A study of the clinical characteristics of AT deficiencies found that the type II heparin-binding site mutation, AT Padua I, was more frequently associated with pregnancy complications than type I or other type II mutations.35 Taken together, these studies indicate that genetic information on the mutation underlying AT deficiency, if available, can help guide the course of prophylaxis and treatment.

There are some distinct differences among the cases as well. One patient had a de novo mutation resulting in significant AT deficiency (42–45%),17 suggesting measurement of AT activity may be called for in patients with DVTs without a family history of AT deficiency especially patients younger than 55 years old. VTE is a relatively rare occurrence in people under 55 years old.23–25 For patients under 55 without known risk factors for VTE (eg, cancer, surgery, chronic obstructive pulmonary disease, some cardiovascular diseases), AT deficiency is certainly worth considering as the cause of their thrombotic event.

* Provided data *
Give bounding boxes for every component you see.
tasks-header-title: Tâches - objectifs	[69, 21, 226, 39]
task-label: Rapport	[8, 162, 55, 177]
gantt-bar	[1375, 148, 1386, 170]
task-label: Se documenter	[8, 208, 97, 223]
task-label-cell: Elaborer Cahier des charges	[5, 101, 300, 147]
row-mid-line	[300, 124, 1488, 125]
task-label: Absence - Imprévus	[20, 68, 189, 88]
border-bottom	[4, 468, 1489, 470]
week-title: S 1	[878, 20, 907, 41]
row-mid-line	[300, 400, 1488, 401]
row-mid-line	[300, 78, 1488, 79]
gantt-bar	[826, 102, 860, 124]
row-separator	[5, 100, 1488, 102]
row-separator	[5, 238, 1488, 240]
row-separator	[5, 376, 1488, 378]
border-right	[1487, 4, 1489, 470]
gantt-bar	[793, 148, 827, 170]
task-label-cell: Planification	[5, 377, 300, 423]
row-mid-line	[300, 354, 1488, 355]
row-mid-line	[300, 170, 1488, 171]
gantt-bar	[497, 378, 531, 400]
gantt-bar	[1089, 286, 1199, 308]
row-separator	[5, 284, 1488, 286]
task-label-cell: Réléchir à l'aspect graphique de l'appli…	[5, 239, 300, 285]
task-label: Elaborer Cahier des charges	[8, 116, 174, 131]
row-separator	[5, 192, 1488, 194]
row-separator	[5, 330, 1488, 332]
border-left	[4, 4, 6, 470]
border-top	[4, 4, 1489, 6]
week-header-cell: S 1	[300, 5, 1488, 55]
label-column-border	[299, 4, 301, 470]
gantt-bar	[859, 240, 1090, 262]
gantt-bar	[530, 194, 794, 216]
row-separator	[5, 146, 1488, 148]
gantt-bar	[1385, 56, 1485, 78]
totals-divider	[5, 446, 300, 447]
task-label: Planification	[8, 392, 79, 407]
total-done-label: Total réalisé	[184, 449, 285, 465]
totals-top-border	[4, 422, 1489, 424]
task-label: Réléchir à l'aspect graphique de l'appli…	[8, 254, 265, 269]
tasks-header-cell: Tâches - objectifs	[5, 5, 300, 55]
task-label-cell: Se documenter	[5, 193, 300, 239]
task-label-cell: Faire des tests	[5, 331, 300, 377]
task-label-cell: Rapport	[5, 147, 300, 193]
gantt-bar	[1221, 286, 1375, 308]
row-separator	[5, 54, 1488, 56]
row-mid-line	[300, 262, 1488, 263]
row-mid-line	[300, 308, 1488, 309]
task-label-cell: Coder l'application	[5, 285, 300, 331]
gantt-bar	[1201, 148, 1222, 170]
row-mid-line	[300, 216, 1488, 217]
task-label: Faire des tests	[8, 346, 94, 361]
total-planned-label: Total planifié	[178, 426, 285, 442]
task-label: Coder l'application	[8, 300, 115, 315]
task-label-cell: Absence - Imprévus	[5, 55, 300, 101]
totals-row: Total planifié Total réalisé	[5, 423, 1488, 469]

* Assignment 1 *
Answer these questions from the passage on antithrombin (AT) deficiency:
(a) Which mutation was linked to pregnancy complications more often than the others studied?
(b) What level of AT deficiency did the patient with the de novo mutation have?
(c) What examples of risk factors for VTE does the passage give?
* Assignment 2 *
Does each statement agree with the passage on antithrombin (AT) deficiency? Answer yes or no, and quote the words that decide it.
(a) AT Padua I was tied to pregnancy complications less often than type I mutations.
(b) VTE is relatively uncommon in people younger than 55.
(c) Genetic information on the underlying mutation can help guide prophylaxis and treatment.
* Assignment 3 *
Can you carry the passage on antithrombin (AT) deficiency forward from its final sentence?
The lines play no part in this work.

* Answer section 1 *
(a) AT Padua I, the type II heparin-binding site mutation
(b) 42–45%
(c) Cancer, surgery, chronic obstructive pulmonary disease, and some cardiovascular diseases

* Answer section 2 *
(a) No: "was more frequently associated with pregnancy complications than type I or other type II mutations"
(b) Yes: "VTE is a relatively rare occurrence in people under 55 years old"
(c) Yes: "can help guide the course of prophylaxis and treatment"

* Answer section 3 *
Two of these patients suffered significant bleeding events – one was catastrophic with significant clinical sequelae. These cases emphasize the need for careful monitoring of coagulation parameters especially in patients with a history of bleeding episodes. Both of these patients were initially managed with AT and without anticoagulants (warfarin or low molecular weight heparins). The patient with less severe bleeding was eventually transitioned to warfarin monotherapy. The patient with the severe bleeding episode has been maintained on AT therapy without the use of anticoagulants to avoid another potentially catastrophic bleeding event. Management of patients with AT deficiency and bleeding tendencies can be especially challenging.

Conclusion

These cases of AT deficiency demonstrate a wide range of manifestations, some commonalities, but also important differences necessitating an individualized approach to management. All of these patients received AT augmentation and, in most cases, after anticoagulant therapy proved inadequate. This emphasizes that in some instances AT replacement therapy, although costly, is a necessary component of successful treatment. Treatment of patients with AT deficiency in combination with bleeding tendencies can be particularly difficult.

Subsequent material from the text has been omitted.